-------- DOCUMENT PASSAGE
Australia’s Household Debt Crisis Looms
Today in the news, former economics advisor John Adams proposed that Australia is too late to stop an ‘economic apocalypse’ regardless of his repeated warnings to the political elites in Canberra. He continued to urge the Reserve Bank to raise interest rates to stop household debt getting further out of hand.
This bubble is easy to explain. Confidence! It’s the fallacious perception that Australia’s last twenty years of continued economic growth will never encounter any type of correction is most distressing. Australia survived the GFC and a mining boom and bust. In the meantime, Melbourne and Sydney house prices have not missed a beat or taken a backward step. Sadly, the decision makers and powerful elite in Australia are from these two cities, and see Australia’s economic hurdles through a totally different lens to the rest of the country. It’s a two-speed economy spiralling out of control.
I acknowledge that this looming crisis isn’t just as simple as house prices in our two biggest cities, but the average house prices in these cities are ever rising and contribute significantly to overall household debt. The authorities in Canberra realise there’s an overpriced house market but appear to be reviled to take on any genuine actions to correct it for fear of a property crash.
As far as the rest of the country goes, they have a totally different set of economic prerogatives. For Western Australia and Queensland specifically, the mining bust has sent house prices tumbling downwards for years now.
----------------
-------- RECORDS SHOWN
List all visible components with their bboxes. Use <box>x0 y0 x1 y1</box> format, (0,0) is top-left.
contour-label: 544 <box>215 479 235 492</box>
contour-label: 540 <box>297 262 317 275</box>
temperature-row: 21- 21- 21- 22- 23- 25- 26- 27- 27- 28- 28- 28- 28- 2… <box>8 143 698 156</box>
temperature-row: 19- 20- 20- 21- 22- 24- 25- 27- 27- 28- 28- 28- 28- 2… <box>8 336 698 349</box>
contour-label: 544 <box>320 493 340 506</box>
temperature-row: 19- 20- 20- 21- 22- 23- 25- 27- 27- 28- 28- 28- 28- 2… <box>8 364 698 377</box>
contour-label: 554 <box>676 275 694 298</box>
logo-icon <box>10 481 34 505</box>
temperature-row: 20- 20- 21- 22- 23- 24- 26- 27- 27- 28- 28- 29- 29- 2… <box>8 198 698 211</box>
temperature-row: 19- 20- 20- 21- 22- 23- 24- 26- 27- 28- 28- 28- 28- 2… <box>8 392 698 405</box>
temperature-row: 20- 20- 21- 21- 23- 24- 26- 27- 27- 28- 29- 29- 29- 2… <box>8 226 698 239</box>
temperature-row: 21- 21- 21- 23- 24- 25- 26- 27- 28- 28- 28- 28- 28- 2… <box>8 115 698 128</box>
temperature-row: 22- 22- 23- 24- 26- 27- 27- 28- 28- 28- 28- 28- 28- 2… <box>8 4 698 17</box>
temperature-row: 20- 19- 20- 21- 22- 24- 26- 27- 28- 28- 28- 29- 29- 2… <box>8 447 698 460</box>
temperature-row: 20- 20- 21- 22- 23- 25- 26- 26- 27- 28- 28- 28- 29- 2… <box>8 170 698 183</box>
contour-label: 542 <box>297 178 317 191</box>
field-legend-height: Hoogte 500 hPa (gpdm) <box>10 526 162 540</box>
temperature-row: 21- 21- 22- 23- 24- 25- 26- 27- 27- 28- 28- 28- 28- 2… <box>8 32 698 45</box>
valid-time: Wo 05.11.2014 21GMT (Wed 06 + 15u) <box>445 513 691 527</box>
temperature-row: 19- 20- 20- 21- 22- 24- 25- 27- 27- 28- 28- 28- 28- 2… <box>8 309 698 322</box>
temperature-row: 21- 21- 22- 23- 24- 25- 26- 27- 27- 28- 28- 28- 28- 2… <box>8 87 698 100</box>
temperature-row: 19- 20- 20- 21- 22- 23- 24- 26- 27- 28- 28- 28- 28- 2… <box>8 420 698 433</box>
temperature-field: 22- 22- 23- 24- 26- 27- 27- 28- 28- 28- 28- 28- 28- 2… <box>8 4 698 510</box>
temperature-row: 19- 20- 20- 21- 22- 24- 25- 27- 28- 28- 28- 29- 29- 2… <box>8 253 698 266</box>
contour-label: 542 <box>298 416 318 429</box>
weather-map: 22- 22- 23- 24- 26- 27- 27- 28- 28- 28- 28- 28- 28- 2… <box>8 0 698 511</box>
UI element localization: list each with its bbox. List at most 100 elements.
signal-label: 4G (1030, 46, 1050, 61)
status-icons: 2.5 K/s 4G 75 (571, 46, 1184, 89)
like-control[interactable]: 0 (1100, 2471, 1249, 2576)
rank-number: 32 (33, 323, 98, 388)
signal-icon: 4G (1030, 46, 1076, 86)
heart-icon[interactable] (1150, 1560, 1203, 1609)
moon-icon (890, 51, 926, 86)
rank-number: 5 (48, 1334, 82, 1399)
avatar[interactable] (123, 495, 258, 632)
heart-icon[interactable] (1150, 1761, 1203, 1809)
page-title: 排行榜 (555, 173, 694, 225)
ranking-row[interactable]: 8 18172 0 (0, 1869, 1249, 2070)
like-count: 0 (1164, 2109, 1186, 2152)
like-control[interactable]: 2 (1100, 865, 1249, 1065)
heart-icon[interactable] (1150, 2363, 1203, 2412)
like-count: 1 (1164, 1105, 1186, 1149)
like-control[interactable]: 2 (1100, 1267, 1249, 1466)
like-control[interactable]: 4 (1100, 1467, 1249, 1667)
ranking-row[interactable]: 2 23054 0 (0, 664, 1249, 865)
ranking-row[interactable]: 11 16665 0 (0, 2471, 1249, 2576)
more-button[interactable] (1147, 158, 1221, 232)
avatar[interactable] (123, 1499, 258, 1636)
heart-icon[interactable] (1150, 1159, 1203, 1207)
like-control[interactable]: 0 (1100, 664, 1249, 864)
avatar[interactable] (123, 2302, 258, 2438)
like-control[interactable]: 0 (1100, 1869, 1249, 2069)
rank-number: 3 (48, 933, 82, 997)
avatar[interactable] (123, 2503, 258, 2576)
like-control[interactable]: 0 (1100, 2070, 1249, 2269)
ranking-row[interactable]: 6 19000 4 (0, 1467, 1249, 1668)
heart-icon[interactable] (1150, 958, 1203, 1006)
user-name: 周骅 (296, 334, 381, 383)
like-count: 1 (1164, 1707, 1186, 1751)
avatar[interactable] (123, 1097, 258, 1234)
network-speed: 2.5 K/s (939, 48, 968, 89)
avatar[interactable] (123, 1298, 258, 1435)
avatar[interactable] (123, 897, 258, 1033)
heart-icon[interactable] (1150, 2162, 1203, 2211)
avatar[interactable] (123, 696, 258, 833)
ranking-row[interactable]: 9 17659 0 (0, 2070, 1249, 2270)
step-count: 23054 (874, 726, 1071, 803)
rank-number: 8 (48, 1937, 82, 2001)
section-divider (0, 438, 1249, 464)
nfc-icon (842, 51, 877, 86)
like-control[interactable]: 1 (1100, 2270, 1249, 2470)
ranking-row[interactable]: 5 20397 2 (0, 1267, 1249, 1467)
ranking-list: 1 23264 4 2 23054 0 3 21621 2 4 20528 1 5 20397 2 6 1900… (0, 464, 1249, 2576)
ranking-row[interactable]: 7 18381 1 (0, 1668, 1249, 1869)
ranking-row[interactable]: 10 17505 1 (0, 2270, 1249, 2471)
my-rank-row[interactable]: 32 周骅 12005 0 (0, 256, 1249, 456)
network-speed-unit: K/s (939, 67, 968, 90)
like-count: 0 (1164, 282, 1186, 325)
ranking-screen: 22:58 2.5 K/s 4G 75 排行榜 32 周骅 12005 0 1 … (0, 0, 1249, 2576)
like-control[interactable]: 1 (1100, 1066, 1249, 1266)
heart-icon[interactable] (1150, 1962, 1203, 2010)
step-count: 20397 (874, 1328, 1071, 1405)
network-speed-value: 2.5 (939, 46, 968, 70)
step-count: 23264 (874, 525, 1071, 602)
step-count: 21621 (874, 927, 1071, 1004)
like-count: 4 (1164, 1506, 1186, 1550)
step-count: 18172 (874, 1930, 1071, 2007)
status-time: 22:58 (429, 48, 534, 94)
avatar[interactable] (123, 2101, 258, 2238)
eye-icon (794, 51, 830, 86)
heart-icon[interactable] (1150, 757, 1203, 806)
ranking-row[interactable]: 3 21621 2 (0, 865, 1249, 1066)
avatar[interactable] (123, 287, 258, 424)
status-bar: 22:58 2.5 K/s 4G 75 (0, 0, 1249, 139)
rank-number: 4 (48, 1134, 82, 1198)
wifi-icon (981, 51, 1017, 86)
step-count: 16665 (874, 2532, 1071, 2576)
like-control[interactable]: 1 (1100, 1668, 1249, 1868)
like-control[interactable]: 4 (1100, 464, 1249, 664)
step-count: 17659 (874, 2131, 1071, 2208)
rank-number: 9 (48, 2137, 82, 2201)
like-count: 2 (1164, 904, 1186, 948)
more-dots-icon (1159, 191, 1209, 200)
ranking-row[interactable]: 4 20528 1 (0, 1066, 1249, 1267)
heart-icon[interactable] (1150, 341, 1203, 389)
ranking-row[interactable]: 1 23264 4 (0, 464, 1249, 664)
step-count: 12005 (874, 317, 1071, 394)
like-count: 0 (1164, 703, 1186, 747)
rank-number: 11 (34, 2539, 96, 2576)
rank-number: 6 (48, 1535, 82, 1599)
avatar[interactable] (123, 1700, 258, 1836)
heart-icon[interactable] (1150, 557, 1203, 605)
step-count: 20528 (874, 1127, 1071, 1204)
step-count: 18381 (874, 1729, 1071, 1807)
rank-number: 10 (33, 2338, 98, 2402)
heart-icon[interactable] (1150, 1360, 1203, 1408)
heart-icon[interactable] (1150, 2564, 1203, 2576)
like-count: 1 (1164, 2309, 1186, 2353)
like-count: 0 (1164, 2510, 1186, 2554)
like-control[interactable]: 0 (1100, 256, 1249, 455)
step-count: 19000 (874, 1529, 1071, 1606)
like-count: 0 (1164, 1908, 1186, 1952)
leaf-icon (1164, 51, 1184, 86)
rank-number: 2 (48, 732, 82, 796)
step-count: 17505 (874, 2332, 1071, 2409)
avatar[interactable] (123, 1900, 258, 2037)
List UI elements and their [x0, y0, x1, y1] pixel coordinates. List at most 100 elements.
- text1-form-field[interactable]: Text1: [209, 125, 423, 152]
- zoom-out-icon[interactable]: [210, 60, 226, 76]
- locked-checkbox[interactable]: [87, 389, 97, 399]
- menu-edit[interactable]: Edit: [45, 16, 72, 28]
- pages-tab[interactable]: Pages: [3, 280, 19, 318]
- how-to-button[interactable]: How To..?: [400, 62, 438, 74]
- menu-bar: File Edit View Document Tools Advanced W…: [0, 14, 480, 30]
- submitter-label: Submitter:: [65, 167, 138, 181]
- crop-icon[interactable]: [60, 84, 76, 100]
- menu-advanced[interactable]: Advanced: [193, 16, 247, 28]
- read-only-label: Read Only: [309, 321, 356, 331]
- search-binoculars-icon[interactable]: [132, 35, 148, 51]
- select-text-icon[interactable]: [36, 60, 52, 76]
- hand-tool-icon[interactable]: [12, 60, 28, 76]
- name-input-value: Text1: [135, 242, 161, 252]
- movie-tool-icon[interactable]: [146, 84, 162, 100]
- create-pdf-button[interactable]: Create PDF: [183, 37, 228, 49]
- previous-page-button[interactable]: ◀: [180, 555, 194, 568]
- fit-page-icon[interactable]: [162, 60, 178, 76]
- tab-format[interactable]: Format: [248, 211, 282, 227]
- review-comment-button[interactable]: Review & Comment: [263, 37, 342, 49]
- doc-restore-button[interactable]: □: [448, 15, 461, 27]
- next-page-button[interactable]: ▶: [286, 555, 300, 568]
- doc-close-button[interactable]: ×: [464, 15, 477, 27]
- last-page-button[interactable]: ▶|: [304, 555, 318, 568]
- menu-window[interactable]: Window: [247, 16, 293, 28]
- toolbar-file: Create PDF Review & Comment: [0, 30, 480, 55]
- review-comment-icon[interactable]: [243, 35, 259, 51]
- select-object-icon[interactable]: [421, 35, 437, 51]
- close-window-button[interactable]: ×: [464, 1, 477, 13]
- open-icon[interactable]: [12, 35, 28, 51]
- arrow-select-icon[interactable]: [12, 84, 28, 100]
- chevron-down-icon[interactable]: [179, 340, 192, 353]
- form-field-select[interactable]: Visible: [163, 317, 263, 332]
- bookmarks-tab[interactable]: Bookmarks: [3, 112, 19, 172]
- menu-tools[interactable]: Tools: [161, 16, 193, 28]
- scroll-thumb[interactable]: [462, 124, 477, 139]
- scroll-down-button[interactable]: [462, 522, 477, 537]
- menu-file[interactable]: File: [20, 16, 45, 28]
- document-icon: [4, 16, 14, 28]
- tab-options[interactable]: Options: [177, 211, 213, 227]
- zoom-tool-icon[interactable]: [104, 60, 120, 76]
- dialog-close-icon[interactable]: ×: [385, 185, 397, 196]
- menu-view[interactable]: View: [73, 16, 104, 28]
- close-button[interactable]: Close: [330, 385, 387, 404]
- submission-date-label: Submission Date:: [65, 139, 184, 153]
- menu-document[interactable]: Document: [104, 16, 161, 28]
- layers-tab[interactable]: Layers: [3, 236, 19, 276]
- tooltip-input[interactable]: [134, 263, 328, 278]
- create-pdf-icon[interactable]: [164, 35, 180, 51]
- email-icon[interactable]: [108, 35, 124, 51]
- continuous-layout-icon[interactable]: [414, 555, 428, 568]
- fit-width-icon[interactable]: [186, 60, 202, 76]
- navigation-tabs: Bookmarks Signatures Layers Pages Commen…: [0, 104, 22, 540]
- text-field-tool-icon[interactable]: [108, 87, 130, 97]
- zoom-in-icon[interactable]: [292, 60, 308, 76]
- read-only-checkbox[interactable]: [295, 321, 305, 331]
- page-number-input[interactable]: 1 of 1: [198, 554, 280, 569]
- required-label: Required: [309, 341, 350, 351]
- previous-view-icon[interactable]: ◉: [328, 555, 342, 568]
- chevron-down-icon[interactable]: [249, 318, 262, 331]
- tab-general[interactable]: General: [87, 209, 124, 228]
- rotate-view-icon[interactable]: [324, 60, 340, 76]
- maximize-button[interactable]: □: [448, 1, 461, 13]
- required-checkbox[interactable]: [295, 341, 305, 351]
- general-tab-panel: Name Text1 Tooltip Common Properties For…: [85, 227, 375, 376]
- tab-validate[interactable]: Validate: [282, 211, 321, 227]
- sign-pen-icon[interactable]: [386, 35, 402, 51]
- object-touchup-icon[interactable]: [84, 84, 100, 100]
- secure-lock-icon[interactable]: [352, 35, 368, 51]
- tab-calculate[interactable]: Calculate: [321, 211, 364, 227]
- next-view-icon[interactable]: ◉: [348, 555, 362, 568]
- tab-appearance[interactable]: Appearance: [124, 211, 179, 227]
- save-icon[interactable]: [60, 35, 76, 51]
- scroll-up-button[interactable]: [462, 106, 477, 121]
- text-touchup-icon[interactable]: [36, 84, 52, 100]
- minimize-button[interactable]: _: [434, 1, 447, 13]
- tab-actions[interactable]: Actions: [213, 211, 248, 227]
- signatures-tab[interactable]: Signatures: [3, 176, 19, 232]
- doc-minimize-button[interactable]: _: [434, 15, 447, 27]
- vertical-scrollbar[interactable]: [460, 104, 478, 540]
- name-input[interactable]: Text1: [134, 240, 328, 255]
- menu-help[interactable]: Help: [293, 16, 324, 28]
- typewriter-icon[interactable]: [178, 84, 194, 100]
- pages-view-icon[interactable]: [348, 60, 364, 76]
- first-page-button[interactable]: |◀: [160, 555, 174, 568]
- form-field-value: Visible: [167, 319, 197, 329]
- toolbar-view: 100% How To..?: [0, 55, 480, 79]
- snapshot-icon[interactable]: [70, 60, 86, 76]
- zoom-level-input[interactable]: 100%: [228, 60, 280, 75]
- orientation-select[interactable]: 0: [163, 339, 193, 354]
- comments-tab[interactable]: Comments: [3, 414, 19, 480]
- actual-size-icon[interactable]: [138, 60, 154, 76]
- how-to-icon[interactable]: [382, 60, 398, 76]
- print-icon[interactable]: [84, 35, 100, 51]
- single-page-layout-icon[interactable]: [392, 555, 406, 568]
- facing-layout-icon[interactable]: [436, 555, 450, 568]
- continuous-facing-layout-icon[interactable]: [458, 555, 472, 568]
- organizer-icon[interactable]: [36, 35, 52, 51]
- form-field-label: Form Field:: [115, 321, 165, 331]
----------------
▶ [INSTRUCTION 1] Reproduce the passage of the article on Australia's household debt from "As far as the" up to and including "for years now.", word for word.
▶ [INSTRUCTION 2] Name every city that the article on Australia's household debt mentions.
The rows have no role in this work.

▶ [WRITTEN REPLY 1]
As far as the rest of the country goes, they have a totally different set of economic prerogatives. For Western Australia and Queensland specifically, the mining bust has sent house prices tumbling downwards for years now.

▶ [WRITTEN REPLY 2] Canberra, Melbourne, Sydney